What is being asked - Go through the entries and count the lines with the string "values" in them. Give only that number.

— Begin —

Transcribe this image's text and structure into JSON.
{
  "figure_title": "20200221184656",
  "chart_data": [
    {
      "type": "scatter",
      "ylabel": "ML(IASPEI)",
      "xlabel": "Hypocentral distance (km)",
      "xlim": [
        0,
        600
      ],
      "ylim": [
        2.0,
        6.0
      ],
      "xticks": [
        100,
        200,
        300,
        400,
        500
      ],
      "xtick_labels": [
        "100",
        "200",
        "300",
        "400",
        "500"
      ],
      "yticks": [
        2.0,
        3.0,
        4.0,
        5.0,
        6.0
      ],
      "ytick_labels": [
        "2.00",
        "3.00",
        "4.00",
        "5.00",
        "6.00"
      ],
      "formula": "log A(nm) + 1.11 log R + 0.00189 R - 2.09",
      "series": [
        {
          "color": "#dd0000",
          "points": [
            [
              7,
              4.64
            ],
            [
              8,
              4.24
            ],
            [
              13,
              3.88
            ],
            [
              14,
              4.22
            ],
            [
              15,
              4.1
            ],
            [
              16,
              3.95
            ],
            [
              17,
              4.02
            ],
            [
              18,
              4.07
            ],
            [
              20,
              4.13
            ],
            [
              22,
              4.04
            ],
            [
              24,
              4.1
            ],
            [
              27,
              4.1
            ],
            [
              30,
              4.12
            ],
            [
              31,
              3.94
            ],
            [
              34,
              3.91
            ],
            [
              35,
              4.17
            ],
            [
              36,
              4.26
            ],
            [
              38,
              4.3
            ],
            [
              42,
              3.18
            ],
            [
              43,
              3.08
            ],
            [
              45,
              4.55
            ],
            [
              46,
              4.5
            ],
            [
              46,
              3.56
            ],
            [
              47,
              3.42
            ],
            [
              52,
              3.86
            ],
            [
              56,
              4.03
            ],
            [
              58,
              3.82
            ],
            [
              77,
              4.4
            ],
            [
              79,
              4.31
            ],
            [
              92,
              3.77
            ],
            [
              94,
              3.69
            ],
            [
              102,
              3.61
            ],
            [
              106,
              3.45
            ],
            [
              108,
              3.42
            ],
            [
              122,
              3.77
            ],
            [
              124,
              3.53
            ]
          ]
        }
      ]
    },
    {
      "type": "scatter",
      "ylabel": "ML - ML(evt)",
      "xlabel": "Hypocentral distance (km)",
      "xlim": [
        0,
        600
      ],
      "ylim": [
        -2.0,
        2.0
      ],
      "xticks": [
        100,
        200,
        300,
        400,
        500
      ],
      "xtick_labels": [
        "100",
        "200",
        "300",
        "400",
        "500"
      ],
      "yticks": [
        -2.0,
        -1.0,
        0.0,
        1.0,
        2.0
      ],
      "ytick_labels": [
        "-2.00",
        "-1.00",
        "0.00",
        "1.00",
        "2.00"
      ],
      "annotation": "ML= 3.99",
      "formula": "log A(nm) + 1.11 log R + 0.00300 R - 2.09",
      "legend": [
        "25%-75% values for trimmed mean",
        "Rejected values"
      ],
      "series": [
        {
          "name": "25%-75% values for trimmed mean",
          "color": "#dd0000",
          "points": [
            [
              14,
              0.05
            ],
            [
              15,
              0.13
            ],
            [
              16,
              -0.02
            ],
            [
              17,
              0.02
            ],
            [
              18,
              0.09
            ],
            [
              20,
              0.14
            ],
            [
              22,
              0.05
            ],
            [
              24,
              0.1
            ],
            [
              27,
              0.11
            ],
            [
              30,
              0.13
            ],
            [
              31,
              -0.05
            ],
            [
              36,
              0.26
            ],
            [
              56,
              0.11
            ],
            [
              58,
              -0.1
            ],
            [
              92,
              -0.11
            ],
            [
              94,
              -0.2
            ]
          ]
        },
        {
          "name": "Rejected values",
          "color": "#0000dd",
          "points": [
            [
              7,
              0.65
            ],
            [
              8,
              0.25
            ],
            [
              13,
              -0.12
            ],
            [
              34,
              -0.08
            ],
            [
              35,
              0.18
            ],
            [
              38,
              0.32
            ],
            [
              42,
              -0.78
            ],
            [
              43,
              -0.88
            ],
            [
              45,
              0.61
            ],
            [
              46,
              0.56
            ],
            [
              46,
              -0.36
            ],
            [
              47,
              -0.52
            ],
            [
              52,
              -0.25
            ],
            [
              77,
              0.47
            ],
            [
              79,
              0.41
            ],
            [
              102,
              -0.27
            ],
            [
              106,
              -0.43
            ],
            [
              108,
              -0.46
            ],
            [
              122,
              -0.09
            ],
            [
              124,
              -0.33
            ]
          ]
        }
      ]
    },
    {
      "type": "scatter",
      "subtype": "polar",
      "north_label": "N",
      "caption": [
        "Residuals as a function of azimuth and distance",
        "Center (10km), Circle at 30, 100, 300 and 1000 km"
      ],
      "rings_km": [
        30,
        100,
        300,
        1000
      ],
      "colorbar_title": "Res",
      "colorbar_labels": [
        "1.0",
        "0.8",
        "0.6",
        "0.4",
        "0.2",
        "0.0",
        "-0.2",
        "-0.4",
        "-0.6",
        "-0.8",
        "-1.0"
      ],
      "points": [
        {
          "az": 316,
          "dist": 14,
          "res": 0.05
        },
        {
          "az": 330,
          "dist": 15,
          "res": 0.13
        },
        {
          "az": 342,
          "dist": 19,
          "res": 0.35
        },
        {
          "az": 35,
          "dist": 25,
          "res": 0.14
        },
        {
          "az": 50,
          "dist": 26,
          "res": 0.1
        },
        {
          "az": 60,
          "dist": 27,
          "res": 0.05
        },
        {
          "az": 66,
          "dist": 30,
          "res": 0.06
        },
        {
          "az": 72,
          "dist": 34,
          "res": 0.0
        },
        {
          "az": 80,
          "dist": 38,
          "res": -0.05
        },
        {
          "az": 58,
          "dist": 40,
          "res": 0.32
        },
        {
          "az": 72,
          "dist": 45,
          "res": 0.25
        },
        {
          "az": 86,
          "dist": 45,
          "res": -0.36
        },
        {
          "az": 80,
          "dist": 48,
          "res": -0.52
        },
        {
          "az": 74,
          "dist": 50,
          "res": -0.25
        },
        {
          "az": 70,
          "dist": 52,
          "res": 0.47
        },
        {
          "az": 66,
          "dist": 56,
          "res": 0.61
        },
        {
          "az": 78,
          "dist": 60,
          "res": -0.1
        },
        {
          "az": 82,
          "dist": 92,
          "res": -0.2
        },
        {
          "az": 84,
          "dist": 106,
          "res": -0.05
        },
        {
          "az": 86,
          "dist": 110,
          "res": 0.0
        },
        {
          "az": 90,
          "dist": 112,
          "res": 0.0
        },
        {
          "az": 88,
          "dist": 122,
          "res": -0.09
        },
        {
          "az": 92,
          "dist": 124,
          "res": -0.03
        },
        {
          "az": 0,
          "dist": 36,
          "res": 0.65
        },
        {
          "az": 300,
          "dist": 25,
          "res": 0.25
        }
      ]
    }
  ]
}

— End —

Complete response - 4